_INSTRUCTION_. Reproduce the entries in full, with no changes.
>> begin
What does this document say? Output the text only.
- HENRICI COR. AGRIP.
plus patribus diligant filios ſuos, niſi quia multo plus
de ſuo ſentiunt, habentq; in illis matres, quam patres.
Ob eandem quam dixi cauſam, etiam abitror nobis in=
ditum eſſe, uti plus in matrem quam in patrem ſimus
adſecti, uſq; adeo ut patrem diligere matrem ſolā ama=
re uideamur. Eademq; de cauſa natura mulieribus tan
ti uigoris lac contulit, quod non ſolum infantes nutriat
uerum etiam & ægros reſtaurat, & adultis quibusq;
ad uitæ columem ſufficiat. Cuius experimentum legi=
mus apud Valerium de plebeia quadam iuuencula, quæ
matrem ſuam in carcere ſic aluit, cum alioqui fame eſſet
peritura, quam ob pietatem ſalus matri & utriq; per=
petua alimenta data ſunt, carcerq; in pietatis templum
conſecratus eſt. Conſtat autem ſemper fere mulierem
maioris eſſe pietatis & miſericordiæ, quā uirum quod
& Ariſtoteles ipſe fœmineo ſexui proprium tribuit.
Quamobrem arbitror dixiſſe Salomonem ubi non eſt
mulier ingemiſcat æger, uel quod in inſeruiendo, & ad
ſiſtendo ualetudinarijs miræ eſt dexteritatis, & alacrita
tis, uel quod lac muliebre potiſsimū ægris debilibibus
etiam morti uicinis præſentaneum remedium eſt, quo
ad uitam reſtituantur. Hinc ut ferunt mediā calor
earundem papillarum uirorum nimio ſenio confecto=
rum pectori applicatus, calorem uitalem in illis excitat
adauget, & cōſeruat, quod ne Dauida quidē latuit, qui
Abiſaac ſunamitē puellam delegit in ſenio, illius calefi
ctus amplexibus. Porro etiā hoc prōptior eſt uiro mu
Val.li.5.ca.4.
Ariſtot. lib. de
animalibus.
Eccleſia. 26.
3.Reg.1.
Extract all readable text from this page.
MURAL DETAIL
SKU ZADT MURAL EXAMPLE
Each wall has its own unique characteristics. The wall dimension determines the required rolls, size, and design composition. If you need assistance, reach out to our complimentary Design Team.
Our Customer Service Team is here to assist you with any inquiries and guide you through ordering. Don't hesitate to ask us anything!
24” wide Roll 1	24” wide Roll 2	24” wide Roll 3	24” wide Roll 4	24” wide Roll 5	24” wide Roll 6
>> end
_TASK SOLUTION_.
What does this document say? Output the text only.
- HENRICI COR. AGRIP.
plus patribus diligant filios ſuos, niſi quia multo plus
de ſuo ſentiunt, habentq; in illis matres, quam patres.
Ob eandem quam dixi cauſam, etiam abitror nobis in=
ditum eſſe, uti plus in matrem quam in patrem ſimus
adſecti, uſq; adeo ut patrem diligere matrem ſolā ama=
re uideamur. Eademq; de cauſa natura mulieribus tan
ti uigoris lac contulit, quod non ſolum infantes nutriat
uerum etiam & ægros reſtaurat, & adultis quibusq;
ad uitæ columem ſufficiat. Cuius experimentum legi=
mus apud Valerium de plebeia quadam iuuencula, quæ
matrem ſuam in carcere ſic aluit, cum alioqui fame eſſet
peritura, quam ob pietatem ſalus matri & utriq; per=
petua alimenta data ſunt, carcerq; in pietatis templum
conſecratus eſt. Conſtat autem ſemper fere mulierem
maioris eſſe pietatis & miſericordiæ, quā uirum quod
& Ariſtoteles ipſe fœmineo ſexui proprium tribuit.
Quamobrem arbitror dixiſſe Salomonem ubi non eſt
mulier ingemiſcat æger, uel quod in inſeruiendo, & ad
ſiſtendo ualetudinarijs miræ eſt dexteritatis, & alacrita
tis, uel quod lac muliebre potiſsimū ægris debilibibus
etiam morti uicinis præſentaneum remedium eſt, quo
ad uitam reſtituantur. Hinc ut ferunt mediā calor
earundem papillarum uirorum nimio ſenio confecto=
rum pectori applicatus, calorem uitalem in illis excitat
adauget, & cōſeruat, quod ne Dauida quidē latuit, qui
Abiſaac ſunamitē puellam delegit in ſenio, illius calefi
ctus amplexibus. Porro etiā hoc prōptior eſt uiro mu
Val.li.5.ca.4.
Ariſtot. lib. de
animalibus.
Eccleſia. 26.
3.Reg.1.
Extract all readable text from this page.
MURAL DETAIL
SKU ZADT MURAL EXAMPLE
Each wall has its own unique characteristics. The wall dimension determines the required rolls, size, and design composition. If you need assistance, reach out to our complimentary Design Team.
Our Customer Service Team is here to assist you with any inquiries and guide you through ordering. Don't hesitate to ask us anything!
24” wide Roll 1	24” wide Roll 2	24” wide Roll 3	24” wide Roll 4	24” wide Roll 5	24” wide Roll 6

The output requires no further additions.